Data entries:
******

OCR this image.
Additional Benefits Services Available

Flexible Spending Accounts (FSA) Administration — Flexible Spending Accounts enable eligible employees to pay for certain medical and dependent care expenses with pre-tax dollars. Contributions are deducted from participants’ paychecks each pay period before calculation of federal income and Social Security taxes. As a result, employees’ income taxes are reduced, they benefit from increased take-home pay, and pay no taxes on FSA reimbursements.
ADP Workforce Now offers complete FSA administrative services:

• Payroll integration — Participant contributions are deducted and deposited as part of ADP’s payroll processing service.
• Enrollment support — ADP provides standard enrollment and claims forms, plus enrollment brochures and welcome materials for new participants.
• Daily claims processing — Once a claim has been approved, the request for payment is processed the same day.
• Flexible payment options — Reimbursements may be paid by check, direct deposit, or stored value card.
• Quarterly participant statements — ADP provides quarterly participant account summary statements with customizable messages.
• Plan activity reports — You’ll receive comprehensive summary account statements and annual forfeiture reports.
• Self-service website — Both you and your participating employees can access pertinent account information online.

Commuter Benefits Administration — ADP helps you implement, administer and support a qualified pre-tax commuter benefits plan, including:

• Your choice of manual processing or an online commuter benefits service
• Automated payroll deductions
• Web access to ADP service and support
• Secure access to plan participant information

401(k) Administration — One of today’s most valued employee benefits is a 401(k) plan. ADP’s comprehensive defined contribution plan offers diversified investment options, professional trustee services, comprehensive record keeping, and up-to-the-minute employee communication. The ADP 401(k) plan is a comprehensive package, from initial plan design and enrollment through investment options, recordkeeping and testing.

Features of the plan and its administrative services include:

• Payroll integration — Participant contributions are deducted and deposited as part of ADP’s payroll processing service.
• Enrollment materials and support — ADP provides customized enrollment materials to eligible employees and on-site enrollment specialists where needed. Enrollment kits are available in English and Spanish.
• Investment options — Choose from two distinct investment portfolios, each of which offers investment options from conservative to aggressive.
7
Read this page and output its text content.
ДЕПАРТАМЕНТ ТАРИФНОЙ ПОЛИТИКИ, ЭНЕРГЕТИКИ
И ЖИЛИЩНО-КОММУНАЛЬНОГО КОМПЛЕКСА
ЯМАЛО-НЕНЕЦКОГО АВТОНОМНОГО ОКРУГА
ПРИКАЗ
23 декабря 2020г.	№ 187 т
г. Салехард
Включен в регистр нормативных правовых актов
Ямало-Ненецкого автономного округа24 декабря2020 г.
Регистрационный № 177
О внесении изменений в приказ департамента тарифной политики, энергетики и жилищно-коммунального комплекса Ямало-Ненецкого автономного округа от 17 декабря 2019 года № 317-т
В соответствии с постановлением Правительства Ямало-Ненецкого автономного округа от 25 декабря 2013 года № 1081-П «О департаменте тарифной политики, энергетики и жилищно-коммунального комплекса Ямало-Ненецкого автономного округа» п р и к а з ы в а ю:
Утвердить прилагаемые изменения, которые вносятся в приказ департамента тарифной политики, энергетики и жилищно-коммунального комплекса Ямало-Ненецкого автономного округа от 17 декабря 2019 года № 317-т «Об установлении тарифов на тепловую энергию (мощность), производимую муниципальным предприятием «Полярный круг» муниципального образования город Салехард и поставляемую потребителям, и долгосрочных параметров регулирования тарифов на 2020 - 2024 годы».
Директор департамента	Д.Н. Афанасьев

******

TASK DESCRIPTION:
Answer with one number only: how many lines above contain the word "claims".

RESPONSE TO THE EXERCISE:
2